Source records:
----------
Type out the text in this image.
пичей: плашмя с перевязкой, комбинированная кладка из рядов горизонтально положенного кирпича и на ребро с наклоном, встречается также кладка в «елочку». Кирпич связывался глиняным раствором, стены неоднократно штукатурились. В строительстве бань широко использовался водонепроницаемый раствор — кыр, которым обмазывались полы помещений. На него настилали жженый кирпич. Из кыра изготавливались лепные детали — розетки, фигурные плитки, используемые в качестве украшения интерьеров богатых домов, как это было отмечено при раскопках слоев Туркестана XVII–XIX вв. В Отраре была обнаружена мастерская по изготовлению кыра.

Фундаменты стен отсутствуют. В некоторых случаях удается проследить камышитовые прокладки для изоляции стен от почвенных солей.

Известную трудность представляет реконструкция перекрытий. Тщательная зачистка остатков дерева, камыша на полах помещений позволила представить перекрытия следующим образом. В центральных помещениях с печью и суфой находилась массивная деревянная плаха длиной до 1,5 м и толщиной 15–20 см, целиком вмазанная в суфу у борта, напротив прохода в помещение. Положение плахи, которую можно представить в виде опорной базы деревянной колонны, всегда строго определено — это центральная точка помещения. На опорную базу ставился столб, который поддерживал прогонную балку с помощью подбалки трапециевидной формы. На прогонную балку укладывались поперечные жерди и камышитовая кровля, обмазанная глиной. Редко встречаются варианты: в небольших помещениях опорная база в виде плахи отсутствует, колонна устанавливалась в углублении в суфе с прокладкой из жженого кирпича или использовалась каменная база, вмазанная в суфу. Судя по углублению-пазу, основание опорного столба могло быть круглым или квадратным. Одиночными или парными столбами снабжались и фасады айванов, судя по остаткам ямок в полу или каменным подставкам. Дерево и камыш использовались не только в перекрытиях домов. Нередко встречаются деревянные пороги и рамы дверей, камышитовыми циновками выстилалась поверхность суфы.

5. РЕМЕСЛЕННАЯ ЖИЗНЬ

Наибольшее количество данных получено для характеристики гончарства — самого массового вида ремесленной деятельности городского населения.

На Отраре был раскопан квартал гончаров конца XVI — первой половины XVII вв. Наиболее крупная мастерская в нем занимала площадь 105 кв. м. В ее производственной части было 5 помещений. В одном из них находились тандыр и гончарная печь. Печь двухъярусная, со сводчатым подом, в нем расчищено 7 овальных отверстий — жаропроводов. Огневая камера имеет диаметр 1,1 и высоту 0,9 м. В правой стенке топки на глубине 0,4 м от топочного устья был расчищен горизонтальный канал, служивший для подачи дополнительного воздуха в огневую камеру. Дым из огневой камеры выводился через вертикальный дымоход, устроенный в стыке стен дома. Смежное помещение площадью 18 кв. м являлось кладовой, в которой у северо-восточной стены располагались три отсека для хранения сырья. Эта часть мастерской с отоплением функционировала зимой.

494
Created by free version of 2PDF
----------
SET EXERCISE -
Could you quote the material above in full, exactly as it stands?

CORRECT OUTPUT -
Type out the text in this image.
пичей: плашмя с перевязкой, комбинированная кладка из рядов горизонтально положенного кирпича и на ребро с наклоном, встречается также кладка в «елочку». Кирпич связывался глиняным раствором, стены неоднократно штукатурились. В строительстве бань широко использовался водонепроницаемый раствор — кыр, которым обмазывались полы помещений. На него настилали жженый кирпич. Из кыра изготавливались лепные детали — розетки, фигурные плитки, используемые в качестве украшения интерьеров богатых домов, как это было отмечено при раскопках слоев Туркестана XVII–XIX вв. В Отраре была обнаружена мастерская по изготовлению кыра.

Фундаменты стен отсутствуют. В некоторых случаях удается проследить камышитовые прокладки для изоляции стен от почвенных солей.

Известную трудность представляет реконструкция перекрытий. Тщательная зачистка остатков дерева, камыша на полах помещений позволила представить перекрытия следующим образом. В центральных помещениях с печью и суфой находилась массивная деревянная плаха длиной до 1,5 м и толщиной 15–20 см, целиком вмазанная в суфу у борта, напротив прохода в помещение. Положение плахи, которую можно представить в виде опорной базы деревянной колонны, всегда строго определено — это центральная точка помещения. На опорную базу ставился столб, который поддерживал прогонную балку с помощью подбалки трапециевидной формы. На прогонную балку укладывались поперечные жерди и камышитовая кровля, обмазанная глиной. Редко встречаются варианты: в небольших помещениях опорная база в виде плахи отсутствует, колонна устанавливалась в углублении в суфе с прокладкой из жженого кирпича или использовалась каменная база, вмазанная в суфу. Судя по углублению-пазу, основание опорного столба могло быть круглым или квадратным. Одиночными или парными столбами снабжались и фасады айванов, судя по остаткам ямок в полу или каменным подставкам. Дерево и камыш использовались не только в перекрытиях домов. Нередко встречаются деревянные пороги и рамы дверей, камышитовыми циновками выстилалась поверхность суфы.

5. РЕМЕСЛЕННАЯ ЖИЗНЬ

Наибольшее количество данных получено для характеристики гончарства — самого массового вида ремесленной деятельности городского населения.

На Отраре был раскопан квартал гончаров конца XVI — первой половины XVII вв. Наиболее крупная мастерская в нем занимала площадь 105 кв. м. В ее производственной части было 5 помещений. В одном из них находились тандыр и гончарная печь. Печь двухъярусная, со сводчатым подом, в нем расчищено 7 овальных отверстий — жаропроводов. Огневая камера имеет диаметр 1,1 и высоту 0,9 м. В правой стенке топки на глубине 0,4 м от топочного устья был расчищен горизонтальный канал, служивший для подачи дополнительного воздуха в огневую камеру. Дым из огневой камеры выводился через вертикальный дымоход, устроенный в стыке стен дома. Смежное помещение площадью 18 кв. м являлось кладовой, в которой у северо-восточной стены располагались три отсека для хранения сырья. Эта часть мастерской с отоплением функционировала зимой.

494
Created by free version of 2PDF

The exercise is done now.